### MATERIALS PROVIDED
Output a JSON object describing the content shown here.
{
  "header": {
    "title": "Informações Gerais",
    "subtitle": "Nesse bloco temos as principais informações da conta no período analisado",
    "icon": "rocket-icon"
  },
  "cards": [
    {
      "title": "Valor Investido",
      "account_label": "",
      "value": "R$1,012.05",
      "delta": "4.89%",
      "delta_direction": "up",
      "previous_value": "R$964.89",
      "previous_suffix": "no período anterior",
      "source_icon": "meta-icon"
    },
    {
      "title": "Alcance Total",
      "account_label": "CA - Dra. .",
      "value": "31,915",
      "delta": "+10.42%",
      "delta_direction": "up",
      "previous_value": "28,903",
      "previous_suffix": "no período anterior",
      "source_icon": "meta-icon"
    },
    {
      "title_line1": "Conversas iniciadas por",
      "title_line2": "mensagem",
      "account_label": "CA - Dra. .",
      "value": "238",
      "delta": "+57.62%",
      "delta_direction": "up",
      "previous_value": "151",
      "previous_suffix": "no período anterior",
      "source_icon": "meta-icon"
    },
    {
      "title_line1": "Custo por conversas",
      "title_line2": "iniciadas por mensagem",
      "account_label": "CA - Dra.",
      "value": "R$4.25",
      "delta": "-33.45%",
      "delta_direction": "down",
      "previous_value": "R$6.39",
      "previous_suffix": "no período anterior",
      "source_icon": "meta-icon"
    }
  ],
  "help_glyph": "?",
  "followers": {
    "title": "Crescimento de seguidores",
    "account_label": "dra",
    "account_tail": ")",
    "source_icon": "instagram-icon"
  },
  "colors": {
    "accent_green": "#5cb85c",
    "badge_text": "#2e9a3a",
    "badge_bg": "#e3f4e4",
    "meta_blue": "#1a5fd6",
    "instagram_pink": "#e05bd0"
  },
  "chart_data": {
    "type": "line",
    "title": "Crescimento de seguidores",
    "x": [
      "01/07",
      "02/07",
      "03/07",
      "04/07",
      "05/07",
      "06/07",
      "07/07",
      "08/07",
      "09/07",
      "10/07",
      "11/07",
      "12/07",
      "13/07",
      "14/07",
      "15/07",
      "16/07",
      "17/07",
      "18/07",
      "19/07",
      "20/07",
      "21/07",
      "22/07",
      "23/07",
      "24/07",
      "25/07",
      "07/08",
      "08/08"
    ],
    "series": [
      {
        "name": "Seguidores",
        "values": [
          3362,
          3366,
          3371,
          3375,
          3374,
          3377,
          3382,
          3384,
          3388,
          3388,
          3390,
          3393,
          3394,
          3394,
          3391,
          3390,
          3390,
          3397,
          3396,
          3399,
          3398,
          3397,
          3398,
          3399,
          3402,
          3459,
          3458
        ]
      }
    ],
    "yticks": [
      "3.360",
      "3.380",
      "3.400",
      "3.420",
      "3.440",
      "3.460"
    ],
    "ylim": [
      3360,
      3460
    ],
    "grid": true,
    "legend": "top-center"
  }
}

### WHAT YOU ARE ASKED TO DO
Reproduce every entry shown above, precisely as it stands.

### EXPECTED ANSWER
Output a JSON object describing the content shown here.
{
  "header": {
    "title": "Informações Gerais",
    "subtitle": "Nesse bloco temos as principais informações da conta no período analisado",
    "icon": "rocket-icon"
  },
  "cards": [
    {
      "title": "Valor Investido",
      "account_label": "",
      "value": "R$1,012.05",
      "delta": "4.89%",
      "delta_direction": "up",
      "previous_value": "R$964.89",
      "previous_suffix": "no período anterior",
      "source_icon": "meta-icon"
    },
    {
      "title": "Alcance Total",
      "account_label": "CA - Dra. .",
      "value": "31,915",
      "delta": "+10.42%",
      "delta_direction": "up",
      "previous_value": "28,903",
      "previous_suffix": "no período anterior",
      "source_icon": "meta-icon"
    },
    {
      "title_line1": "Conversas iniciadas por",
      "title_line2": "mensagem",
      "account_label": "CA - Dra. .",
      "value": "238",
      "delta": "+57.62%",
      "delta_direction": "up",
      "previous_value": "151",
      "previous_suffix": "no período anterior",
      "source_icon": "meta-icon"
    },
    {
      "title_line1": "Custo por conversas",
      "title_line2": "iniciadas por mensagem",
      "account_label": "CA - Dra.",
      "value": "R$4.25",
      "delta": "-33.45%",
      "delta_direction": "down",
      "previous_value": "R$6.39",
      "previous_suffix": "no período anterior",
      "source_icon": "meta-icon"
    }
  ],
  "help_glyph": "?",
  "followers": {
    "title": "Crescimento de seguidores",
    "account_label": "dra",
    "account_tail": ")",
    "source_icon": "instagram-icon"
  },
  "colors": {
    "accent_green": "#5cb85c",
    "badge_text": "#2e9a3a",
    "badge_bg": "#e3f4e4",
    "meta_blue": "#1a5fd6",
    "instagram_pink": "#e05bd0"
  },
  "chart_data": {
    "type": "line",
    "title": "Crescimento de seguidores",
    "x": [
      "01/07",
      "02/07",
      "03/07",
      "04/07",
      "05/07",
      "06/07",
      "07/07",
      "08/07",
      "09/07",
      "10/07",
      "11/07",
      "12/07",
      "13/07",
      "14/07",
      "15/07",
      "16/07",
      "17/07",
      "18/07",
      "19/07",
      "20/07",
      "21/07",
      "22/07",
      "23/07",
      "24/07",
      "25/07",
      "07/08",
      "08/08"
    ],
    "series": [
      {
        "name": "Seguidores",
        "values": [
          3362,
          3366,
          3371,
          3375,
          3374,
          3377,
          3382,
          3384,
          3388,
          3388,
          3390,
          3393,
          3394,
          3394,
          3391,
          3390,
          3390,
          3397,
          3396,
          3399,
          3398,
          3397,
          3398,
          3399,
          3402,
          3459,
          3458
        ]
      }
    ],
    "yticks": [
      "3.360",
      "3.380",
      "3.400",
      "3.420",
      "3.440",
      "3.460"
    ],
    "ylim": [
      3360,
      3460
    ],
    "grid": true,
    "legend": "top-center"
  }
}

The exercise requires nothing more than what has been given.